(Records provided):
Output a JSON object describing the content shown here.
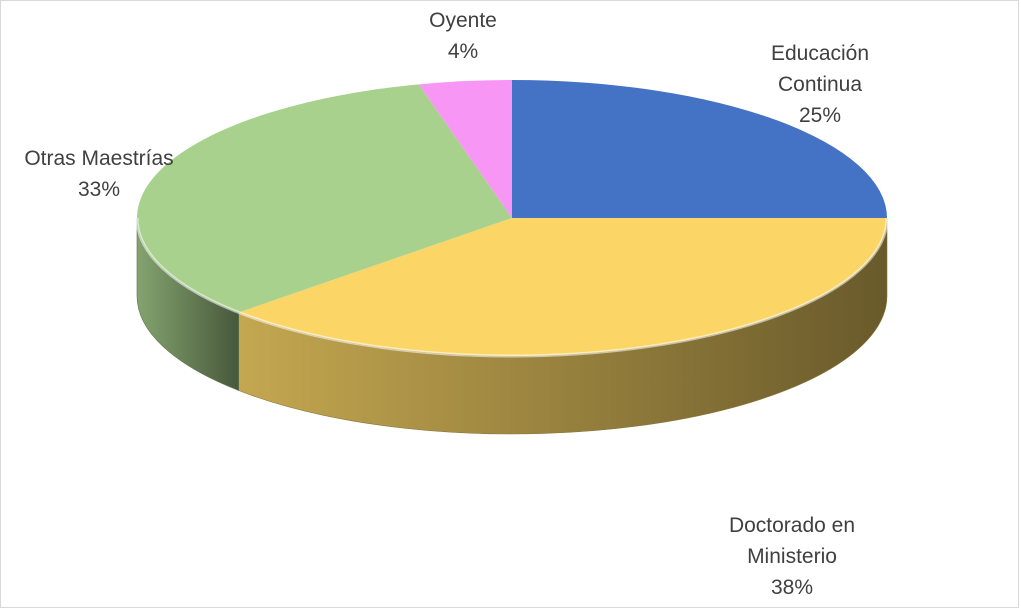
{
  "chart_data": {
    "type": "pie",
    "style": "3d-tilted",
    "slices": [
      {
        "name": "Educación Continua",
        "label_lines": [
          "Educación",
          "Continua"
        ],
        "value": 25,
        "value_label": "25%",
        "color": "#4472c4"
      },
      {
        "name": "Doctorado en Ministerio",
        "label_lines": [
          "Doctorado en",
          "Ministerio"
        ],
        "value": 38,
        "value_label": "38%",
        "color": "#fbd667"
      },
      {
        "name": "Otras Maestrías",
        "label_lines": [
          "Otras Maestrías"
        ],
        "value": 33,
        "value_label": "33%",
        "color": "#a9d18e"
      },
      {
        "name": "Oyente",
        "label_lines": [
          "Oyente"
        ],
        "value": 4,
        "value_label": "4%",
        "color": "#f796f5"
      }
    ],
    "legend": "none"
  }
}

(Problem details): Can you restate all the records above word for word while dropping the pictures?

(The output):
Output a JSON object describing the content shown here.
{
  "chart_data": {
    "type": "pie",
    "style": "3d-tilted",
    "slices": [
      {
        "name": "Educación Continua",
        "label_lines": [
          "Educación",
          "Continua"
        ],
        "value": 25,
        "value_label": "25%",
        "color": "#4472c4"
      },
      {
        "name": "Doctorado en Ministerio",
        "label_lines": [
          "Doctorado en",
          "Ministerio"
        ],
        "value": 38,
        "value_label": "38%",
        "color": "#fbd667"
      },
      {
        "name": "Otras Maestrías",
        "label_lines": [
          "Otras Maestrías"
        ],
        "value": 33,
        "value_label": "33%",
        "color": "#a9d18e"
      },
      {
        "name": "Oyente",
        "label_lines": [
          "Oyente"
        ],
        "value": 4,
        "value_label": "4%",
        "color": "#f796f5"
      }
    ],
    "legend": "none"
  }
}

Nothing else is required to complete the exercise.